▶

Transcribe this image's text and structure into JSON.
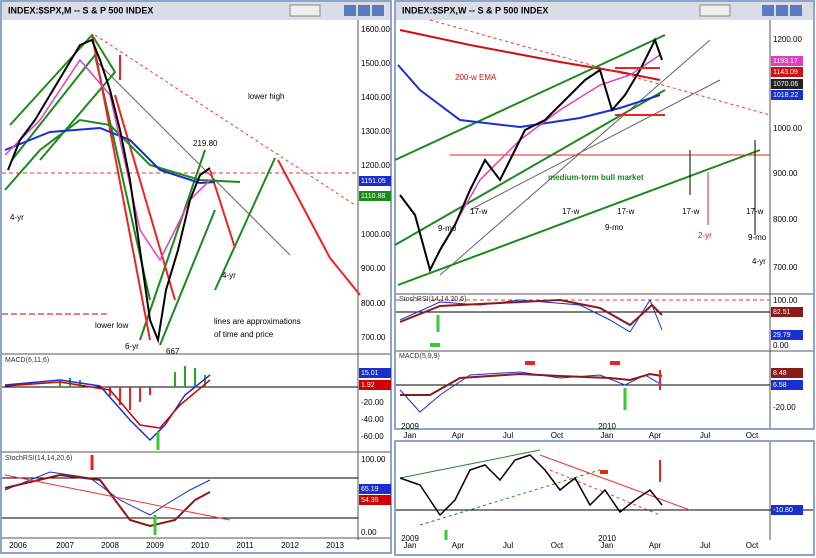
{
  "left_window": {
    "title": "INDEX:$SPX,M -- S & P 500 INDEX",
    "price_axis": [
      "1600.00",
      "1500.00",
      "1400.00",
      "1300.00",
      "1200.00",
      "1000.00",
      "900.00",
      "800.00",
      "700.00"
    ],
    "price_badges": [
      "1151.05",
      "1110.88"
    ],
    "annotations": [
      "219.80",
      "lower high",
      "4-yr",
      "4-yr",
      "lower low",
      "6-yr",
      "667",
      "lines are approximations",
      "of time and price"
    ],
    "macd": {
      "label": "MACD(6,11,6)",
      "badges": [
        "15.01",
        "1.92"
      ],
      "axis": [
        "-20.00",
        "-40.00",
        "-60.00"
      ]
    },
    "stoch": {
      "label": "StochRSI(14,14,20,6)",
      "badges": [
        "65.19",
        "54.35"
      ],
      "axis": [
        "100.00",
        "0.00"
      ]
    },
    "time_axis": [
      "2006",
      "2007",
      "2008",
      "2009",
      "2010",
      "2011",
      "2012",
      "2013"
    ]
  },
  "right_window": {
    "title": "INDEX:$SPX,W -- S & P 500 INDEX",
    "price_axis": [
      "1200.00",
      "1000.00",
      "900.00",
      "800.00",
      "700.00"
    ],
    "price_badges": [
      "1193.17",
      "1143.09",
      "1070.06",
      "1018.22"
    ],
    "annotations": [
      "200-w EMA",
      "medium-term bull market",
      "17-w",
      "17-w",
      "17-w",
      "17-w",
      "17-w",
      "9-mo",
      "9-mo",
      "9-mo",
      "2-yr",
      "4-yr"
    ],
    "stoch": {
      "label": "StochRSI(14,14,20,6)",
      "badges": [
        "82.51",
        "29.79"
      ],
      "axis": [
        "100.00",
        "0.00"
      ]
    },
    "macd": {
      "label": "MACD(5,9,9)",
      "badges": [
        "8.48",
        "6.58"
      ],
      "axis": [
        "-20.00"
      ]
    },
    "time_axis": [
      "Jan",
      "Apr",
      "Jul",
      "Oct",
      "Jan",
      "Apr",
      "Jul",
      "Oct"
    ],
    "years": [
      "2009",
      "2010"
    ]
  },
  "bottom_window": {
    "badge": "-10.80",
    "time_axis": [
      "Jan",
      "Apr",
      "Jul",
      "Oct",
      "Jan",
      "Apr",
      "Jul",
      "Oct"
    ],
    "years": [
      "2009",
      "2010"
    ]
  }
}
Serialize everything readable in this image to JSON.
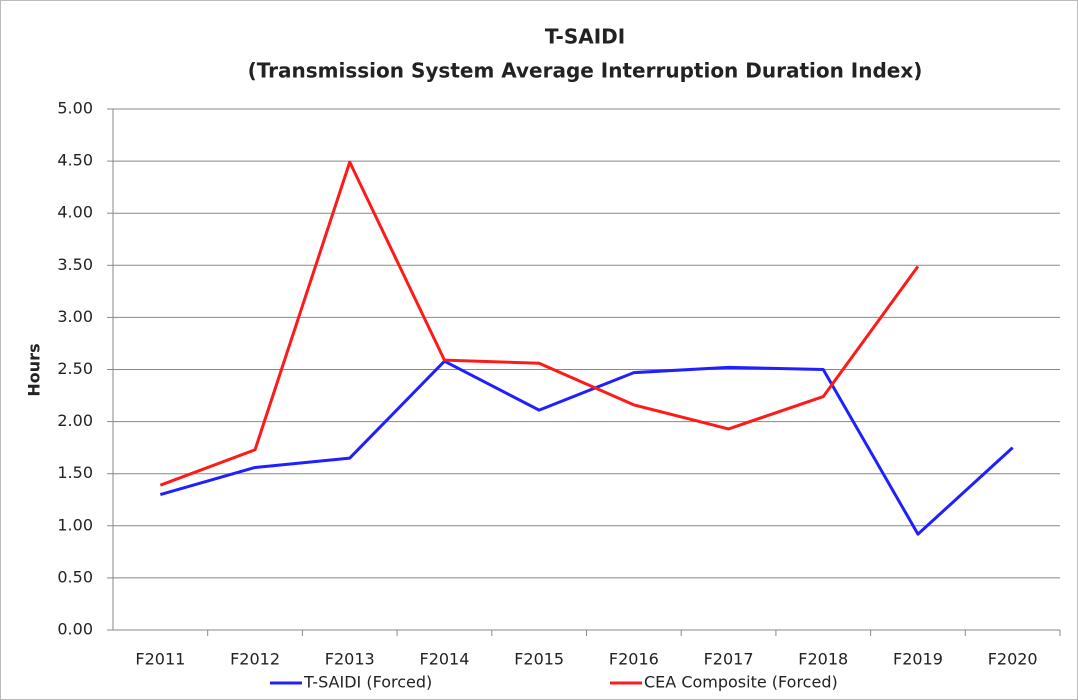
{
  "chart_data": {
    "type": "line",
    "title": "T-SAIDI",
    "subtitle": "(Transmission System Average Interruption Duration Index)",
    "y_label": "Hours",
    "categories": [
      "F2011",
      "F2012",
      "F2013",
      "F2014",
      "F2015",
      "F2016",
      "F2017",
      "F2018",
      "F2019",
      "F2020"
    ],
    "series": [
      {
        "name": "T-SAIDI (Forced)",
        "color": "#2020ff",
        "values": [
          1.3,
          1.56,
          1.65,
          2.58,
          2.11,
          2.47,
          2.52,
          2.5,
          0.92,
          1.75
        ]
      },
      {
        "name": "CEA Composite (Forced)",
        "color": "#ff1a1a",
        "values": [
          1.39,
          1.73,
          4.49,
          2.59,
          2.56,
          2.16,
          1.93,
          2.24,
          3.49,
          null
        ]
      }
    ],
    "ylim": [
      0,
      5
    ],
    "yticks": [
      {
        "value": 0,
        "label": "0.00"
      },
      {
        "value": 0.5,
        "label": "0.50"
      },
      {
        "value": 1,
        "label": "1.00"
      },
      {
        "value": 1.5,
        "label": "1.50"
      },
      {
        "value": 2,
        "label": "2.00"
      },
      {
        "value": 2.5,
        "label": "2.50"
      },
      {
        "value": 3,
        "label": "3.00"
      },
      {
        "value": 3.5,
        "label": "3.50"
      },
      {
        "value": 4,
        "label": "4.00"
      },
      {
        "value": 4.5,
        "label": "4.50"
      },
      {
        "value": 5,
        "label": "5.00"
      }
    ],
    "grid": true,
    "legend": "bottom"
  }
}
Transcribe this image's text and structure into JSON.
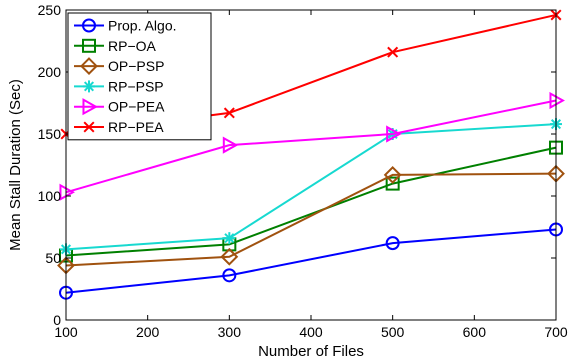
{
  "chart_data": {
    "type": "line",
    "title": "",
    "xlabel": "Number of Files",
    "ylabel": "Mean Stall Duration (Sec)",
    "xlim": [
      100,
      700
    ],
    "ylim": [
      0,
      250
    ],
    "xticks": [
      100,
      200,
      300,
      400,
      500,
      600,
      700
    ],
    "yticks": [
      0,
      50,
      100,
      150,
      200,
      250
    ],
    "grid": false,
    "legend_position": "top-left",
    "x": [
      100,
      300,
      500,
      700
    ],
    "series": [
      {
        "name": "Prop. Algo.",
        "color": "#0000ff",
        "marker": "circle",
        "values": [
          22,
          36,
          62,
          73
        ]
      },
      {
        "name": "RP−OA",
        "color": "#008000",
        "marker": "square",
        "values": [
          52,
          61,
          110,
          139
        ]
      },
      {
        "name": "OP−PSP",
        "color": "#a0520f",
        "marker": "diamond",
        "values": [
          44,
          51,
          117,
          118
        ]
      },
      {
        "name": "RP−PSP",
        "color": "#17d9d0",
        "marker": "asterisk",
        "values": [
          57,
          66,
          150,
          158
        ]
      },
      {
        "name": "OP−PEA",
        "color": "#ff00ff",
        "marker": "triangle-right",
        "values": [
          103,
          141,
          150,
          177
        ]
      },
      {
        "name": "RP−PEA",
        "color": "#ff0000",
        "marker": "x",
        "values": [
          150,
          167,
          216,
          246
        ]
      }
    ]
  }
}
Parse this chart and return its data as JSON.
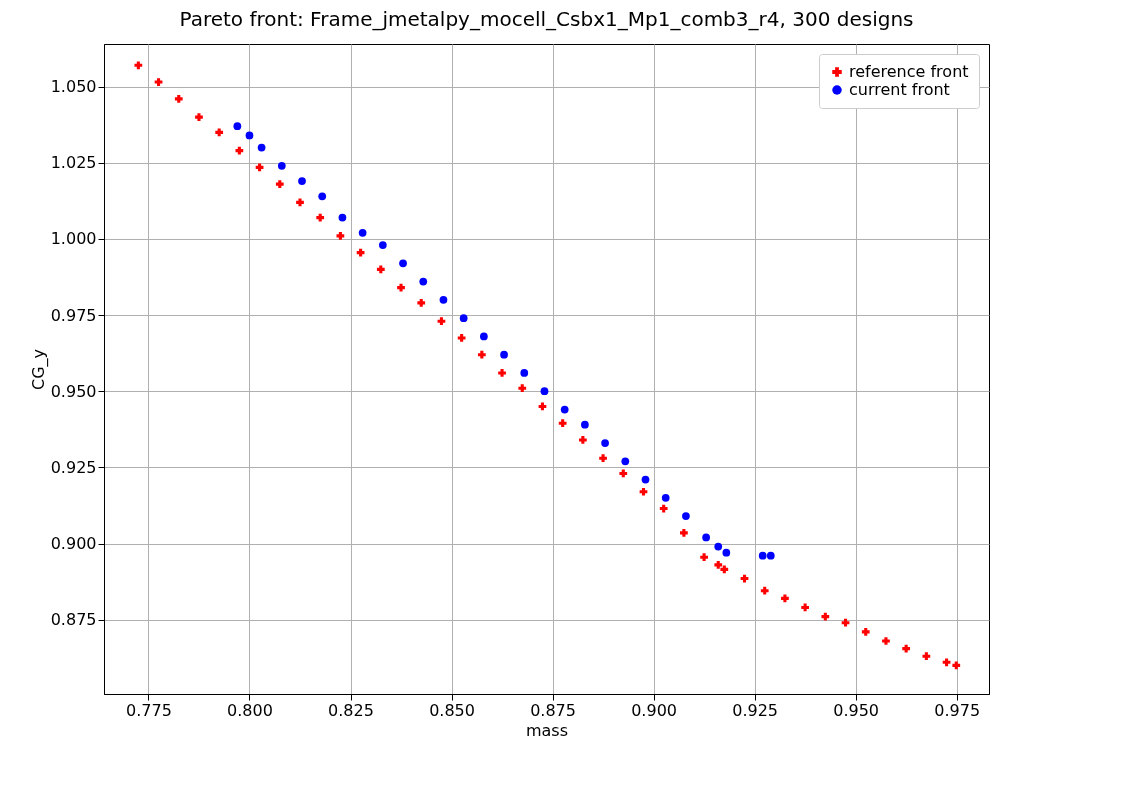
{
  "chart_data": {
    "type": "scatter",
    "title": "Pareto front: Frame_jmetalpy_mocell_Csbx1_Mp1_comb3_r4, 300 designs",
    "xlabel": "mass",
    "ylabel": "CG_y",
    "xlim": [
      0.764,
      0.983
    ],
    "ylim": [
      0.8506,
      1.064
    ],
    "xticks": [
      0.775,
      {
        "value": 0.8,
        "label": "0.800"
      },
      0.825,
      {
        "value": 0.85,
        "label": "0.850"
      },
      0.875,
      {
        "value": 0.9,
        "label": "0.900"
      },
      0.925,
      {
        "value": 0.95,
        "label": "0.950"
      },
      0.975
    ],
    "yticks": [
      0.875,
      {
        "value": 0.9,
        "label": "0.900"
      },
      0.925,
      {
        "value": 0.95,
        "label": "0.950"
      },
      0.975,
      {
        "value": 1,
        "label": "1.000"
      },
      1.025,
      {
        "value": 1.05,
        "label": "1.050"
      }
    ],
    "grid": true,
    "legend": "top right",
    "series": [
      {
        "name": "reference front",
        "color": "#ff0000",
        "marker": "cross",
        "x": [
          0.7725,
          0.7775,
          0.7825,
          0.7875,
          0.7925,
          0.7975,
          0.8025,
          0.8075,
          0.8125,
          0.8175,
          0.8225,
          0.8275,
          0.8325,
          0.8375,
          0.8425,
          0.8475,
          0.8525,
          0.8575,
          0.8625,
          0.8675,
          0.8725,
          0.8775,
          0.8825,
          0.8875,
          0.8925,
          0.8975,
          0.9025,
          0.9075,
          0.9125,
          0.916,
          0.9175,
          0.9225,
          0.9275,
          0.9325,
          0.9375,
          0.9425,
          0.9475,
          0.9525,
          0.9575,
          0.9625,
          0.9675,
          0.9725,
          0.9749
        ],
        "values": [
          1.057,
          1.0515,
          1.046,
          1.04,
          1.035,
          1.029,
          1.0235,
          1.018,
          1.012,
          1.007,
          1.001,
          0.9955,
          0.99,
          0.984,
          0.979,
          0.973,
          0.9675,
          0.962,
          0.956,
          0.951,
          0.945,
          0.9395,
          0.934,
          0.928,
          0.923,
          0.917,
          0.9115,
          0.9035,
          0.8955,
          0.893,
          0.8915,
          0.8885,
          0.8845,
          0.882,
          0.879,
          0.876,
          0.874,
          0.871,
          0.868,
          0.8655,
          0.863,
          0.861,
          0.86
        ]
      },
      {
        "name": "current front",
        "color": "#0000ff",
        "marker": "circle",
        "x": [
          0.797,
          0.8,
          0.803,
          0.808,
          0.813,
          0.818,
          0.823,
          0.828,
          0.833,
          0.838,
          0.843,
          0.848,
          0.853,
          0.858,
          0.863,
          0.868,
          0.873,
          0.878,
          0.883,
          0.888,
          0.893,
          0.898,
          0.903,
          0.908,
          0.913,
          0.916,
          0.918,
          0.927,
          0.929
        ],
        "values": [
          1.037,
          1.034,
          1.03,
          1.024,
          1.019,
          1.014,
          1.007,
          1.002,
          0.998,
          0.992,
          0.986,
          0.98,
          0.974,
          0.968,
          0.962,
          0.956,
          0.95,
          0.944,
          0.939,
          0.933,
          0.927,
          0.921,
          0.915,
          0.909,
          0.902,
          0.899,
          0.897,
          0.896,
          0.896
        ]
      }
    ]
  }
}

◀

From the data above, copy out every line with the string "front" in it.

    "title": "Pareto front: Frame_jmetalpy_mocell_Csbx1_Mp1_comb3_r4, 300 designs",
        "name": "reference front",
        "name": "current front",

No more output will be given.